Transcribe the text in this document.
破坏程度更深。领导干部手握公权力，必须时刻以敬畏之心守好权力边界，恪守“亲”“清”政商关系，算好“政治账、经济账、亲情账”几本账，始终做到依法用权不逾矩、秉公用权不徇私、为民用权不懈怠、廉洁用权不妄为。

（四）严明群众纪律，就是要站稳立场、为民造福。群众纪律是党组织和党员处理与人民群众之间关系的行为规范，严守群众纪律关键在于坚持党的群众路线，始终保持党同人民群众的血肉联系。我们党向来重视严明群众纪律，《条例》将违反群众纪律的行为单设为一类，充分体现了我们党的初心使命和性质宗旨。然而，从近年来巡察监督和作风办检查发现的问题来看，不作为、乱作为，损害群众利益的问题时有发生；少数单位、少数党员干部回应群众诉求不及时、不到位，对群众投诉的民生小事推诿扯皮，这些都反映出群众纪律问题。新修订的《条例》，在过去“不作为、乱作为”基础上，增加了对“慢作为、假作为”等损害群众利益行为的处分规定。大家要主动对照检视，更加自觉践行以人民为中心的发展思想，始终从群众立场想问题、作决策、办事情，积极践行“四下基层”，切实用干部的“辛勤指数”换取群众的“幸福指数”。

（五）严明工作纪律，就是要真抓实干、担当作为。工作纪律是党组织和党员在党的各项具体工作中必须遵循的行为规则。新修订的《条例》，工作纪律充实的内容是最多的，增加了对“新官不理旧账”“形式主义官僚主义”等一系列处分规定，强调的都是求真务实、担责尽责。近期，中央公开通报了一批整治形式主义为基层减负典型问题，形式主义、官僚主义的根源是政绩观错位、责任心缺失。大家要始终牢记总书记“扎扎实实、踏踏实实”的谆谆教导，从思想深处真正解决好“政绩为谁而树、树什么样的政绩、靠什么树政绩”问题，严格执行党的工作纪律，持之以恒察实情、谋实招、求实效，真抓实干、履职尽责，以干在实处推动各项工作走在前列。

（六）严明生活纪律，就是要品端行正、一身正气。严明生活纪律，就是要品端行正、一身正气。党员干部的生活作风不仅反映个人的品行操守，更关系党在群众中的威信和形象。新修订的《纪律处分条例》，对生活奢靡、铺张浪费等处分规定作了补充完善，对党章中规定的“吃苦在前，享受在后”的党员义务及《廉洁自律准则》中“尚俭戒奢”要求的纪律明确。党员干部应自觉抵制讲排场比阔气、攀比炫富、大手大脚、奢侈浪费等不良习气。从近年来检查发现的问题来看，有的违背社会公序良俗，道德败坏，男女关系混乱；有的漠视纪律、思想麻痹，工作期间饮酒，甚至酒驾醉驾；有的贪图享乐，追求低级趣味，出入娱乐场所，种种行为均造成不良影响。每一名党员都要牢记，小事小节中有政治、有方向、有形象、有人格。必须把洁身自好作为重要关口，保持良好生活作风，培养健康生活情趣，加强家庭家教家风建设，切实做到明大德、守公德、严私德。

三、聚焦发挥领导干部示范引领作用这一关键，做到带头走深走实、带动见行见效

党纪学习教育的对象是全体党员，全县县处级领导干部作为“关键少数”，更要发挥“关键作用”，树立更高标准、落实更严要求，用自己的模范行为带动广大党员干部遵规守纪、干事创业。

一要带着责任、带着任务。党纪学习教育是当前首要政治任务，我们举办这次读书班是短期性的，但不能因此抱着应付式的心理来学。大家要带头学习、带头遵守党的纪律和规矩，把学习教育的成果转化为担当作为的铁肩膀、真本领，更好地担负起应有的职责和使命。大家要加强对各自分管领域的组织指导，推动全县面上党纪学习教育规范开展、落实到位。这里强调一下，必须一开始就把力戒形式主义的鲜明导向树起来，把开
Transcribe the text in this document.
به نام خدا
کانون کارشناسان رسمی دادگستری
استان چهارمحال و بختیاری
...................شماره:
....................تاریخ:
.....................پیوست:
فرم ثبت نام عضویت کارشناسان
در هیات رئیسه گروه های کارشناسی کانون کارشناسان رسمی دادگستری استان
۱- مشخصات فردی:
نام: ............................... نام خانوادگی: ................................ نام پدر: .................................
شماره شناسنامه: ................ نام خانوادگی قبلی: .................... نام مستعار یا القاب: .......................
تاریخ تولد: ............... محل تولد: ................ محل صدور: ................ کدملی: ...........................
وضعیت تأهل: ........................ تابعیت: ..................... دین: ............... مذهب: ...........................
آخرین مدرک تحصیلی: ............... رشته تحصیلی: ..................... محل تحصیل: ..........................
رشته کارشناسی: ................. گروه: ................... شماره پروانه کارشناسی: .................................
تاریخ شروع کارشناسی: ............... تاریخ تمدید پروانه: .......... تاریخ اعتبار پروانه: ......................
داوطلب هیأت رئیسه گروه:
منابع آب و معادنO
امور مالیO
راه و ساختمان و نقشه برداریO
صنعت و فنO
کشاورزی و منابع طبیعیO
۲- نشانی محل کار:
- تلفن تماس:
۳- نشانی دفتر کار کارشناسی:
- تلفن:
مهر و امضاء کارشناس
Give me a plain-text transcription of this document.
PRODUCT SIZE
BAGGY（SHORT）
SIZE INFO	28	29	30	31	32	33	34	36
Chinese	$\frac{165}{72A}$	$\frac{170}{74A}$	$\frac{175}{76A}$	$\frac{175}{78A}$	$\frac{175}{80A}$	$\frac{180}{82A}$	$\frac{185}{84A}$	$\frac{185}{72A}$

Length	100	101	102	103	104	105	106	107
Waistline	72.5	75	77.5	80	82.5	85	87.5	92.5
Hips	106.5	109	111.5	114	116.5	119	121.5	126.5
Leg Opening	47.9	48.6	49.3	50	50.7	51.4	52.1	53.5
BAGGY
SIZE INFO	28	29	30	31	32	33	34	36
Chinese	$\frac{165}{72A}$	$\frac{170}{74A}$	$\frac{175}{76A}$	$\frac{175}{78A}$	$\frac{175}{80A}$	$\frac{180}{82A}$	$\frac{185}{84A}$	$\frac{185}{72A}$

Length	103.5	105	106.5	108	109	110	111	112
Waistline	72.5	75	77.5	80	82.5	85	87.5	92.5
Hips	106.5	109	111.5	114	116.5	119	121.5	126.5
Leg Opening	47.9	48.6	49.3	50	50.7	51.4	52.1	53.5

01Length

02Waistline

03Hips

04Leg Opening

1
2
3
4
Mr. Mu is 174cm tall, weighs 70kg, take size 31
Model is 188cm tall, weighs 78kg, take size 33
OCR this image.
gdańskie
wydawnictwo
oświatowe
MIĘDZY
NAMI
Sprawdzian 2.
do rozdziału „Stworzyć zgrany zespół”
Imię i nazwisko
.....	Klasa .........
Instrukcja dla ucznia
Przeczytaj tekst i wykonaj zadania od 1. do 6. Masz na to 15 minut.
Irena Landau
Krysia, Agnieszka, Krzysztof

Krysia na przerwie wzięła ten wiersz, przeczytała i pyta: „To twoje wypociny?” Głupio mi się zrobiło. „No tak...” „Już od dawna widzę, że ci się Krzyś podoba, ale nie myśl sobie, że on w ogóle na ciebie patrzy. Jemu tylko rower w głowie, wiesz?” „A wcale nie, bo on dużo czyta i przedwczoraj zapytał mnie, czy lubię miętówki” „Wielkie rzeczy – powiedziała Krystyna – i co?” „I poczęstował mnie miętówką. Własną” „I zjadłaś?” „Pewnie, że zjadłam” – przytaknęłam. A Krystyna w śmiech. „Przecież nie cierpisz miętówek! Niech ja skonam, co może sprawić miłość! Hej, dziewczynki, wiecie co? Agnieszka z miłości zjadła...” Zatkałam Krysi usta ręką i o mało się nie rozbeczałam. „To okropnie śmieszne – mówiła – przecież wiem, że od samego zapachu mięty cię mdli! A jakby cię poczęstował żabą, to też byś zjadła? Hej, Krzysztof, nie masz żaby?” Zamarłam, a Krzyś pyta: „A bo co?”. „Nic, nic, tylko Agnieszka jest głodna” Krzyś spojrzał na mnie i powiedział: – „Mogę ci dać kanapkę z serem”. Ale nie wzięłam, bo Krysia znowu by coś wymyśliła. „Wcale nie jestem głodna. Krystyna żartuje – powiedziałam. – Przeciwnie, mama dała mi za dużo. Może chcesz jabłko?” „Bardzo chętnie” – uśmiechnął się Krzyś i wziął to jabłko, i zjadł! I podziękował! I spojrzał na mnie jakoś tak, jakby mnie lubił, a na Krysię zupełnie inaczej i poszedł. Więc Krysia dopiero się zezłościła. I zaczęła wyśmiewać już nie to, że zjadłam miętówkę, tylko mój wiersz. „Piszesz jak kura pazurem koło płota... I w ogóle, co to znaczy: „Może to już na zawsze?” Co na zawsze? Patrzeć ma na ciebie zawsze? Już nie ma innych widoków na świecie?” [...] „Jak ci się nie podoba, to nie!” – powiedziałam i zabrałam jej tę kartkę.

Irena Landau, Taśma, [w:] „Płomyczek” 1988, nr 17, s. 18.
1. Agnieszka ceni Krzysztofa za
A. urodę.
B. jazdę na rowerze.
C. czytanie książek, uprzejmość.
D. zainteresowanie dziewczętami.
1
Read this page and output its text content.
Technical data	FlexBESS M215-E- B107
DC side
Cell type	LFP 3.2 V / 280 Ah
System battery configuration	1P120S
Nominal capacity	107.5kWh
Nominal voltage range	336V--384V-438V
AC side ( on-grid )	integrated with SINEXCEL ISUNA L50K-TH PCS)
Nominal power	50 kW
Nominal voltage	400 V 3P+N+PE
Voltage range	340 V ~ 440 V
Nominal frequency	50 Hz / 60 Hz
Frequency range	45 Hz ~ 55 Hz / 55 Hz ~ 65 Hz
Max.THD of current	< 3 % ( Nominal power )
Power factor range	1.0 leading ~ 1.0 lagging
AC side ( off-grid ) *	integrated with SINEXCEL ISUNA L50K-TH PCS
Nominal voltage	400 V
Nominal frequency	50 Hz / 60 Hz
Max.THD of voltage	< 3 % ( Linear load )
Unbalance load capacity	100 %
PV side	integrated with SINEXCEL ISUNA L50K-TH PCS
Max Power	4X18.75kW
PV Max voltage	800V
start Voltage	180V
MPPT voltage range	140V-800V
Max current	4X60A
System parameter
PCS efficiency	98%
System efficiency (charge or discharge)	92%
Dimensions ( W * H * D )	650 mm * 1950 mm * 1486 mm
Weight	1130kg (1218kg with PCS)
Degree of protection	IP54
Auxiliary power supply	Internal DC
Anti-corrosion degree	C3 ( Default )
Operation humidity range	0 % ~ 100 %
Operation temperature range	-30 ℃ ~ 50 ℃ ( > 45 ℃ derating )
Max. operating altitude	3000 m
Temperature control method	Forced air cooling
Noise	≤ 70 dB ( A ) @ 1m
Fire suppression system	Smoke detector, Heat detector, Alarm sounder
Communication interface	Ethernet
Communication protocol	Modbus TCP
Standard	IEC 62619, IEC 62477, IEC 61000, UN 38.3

* * * * * * *

▶ _Prompt_
Figure out how many lines of the data above include "رئیسه", then give the number and nothing more.

▶ _Exercise response_
2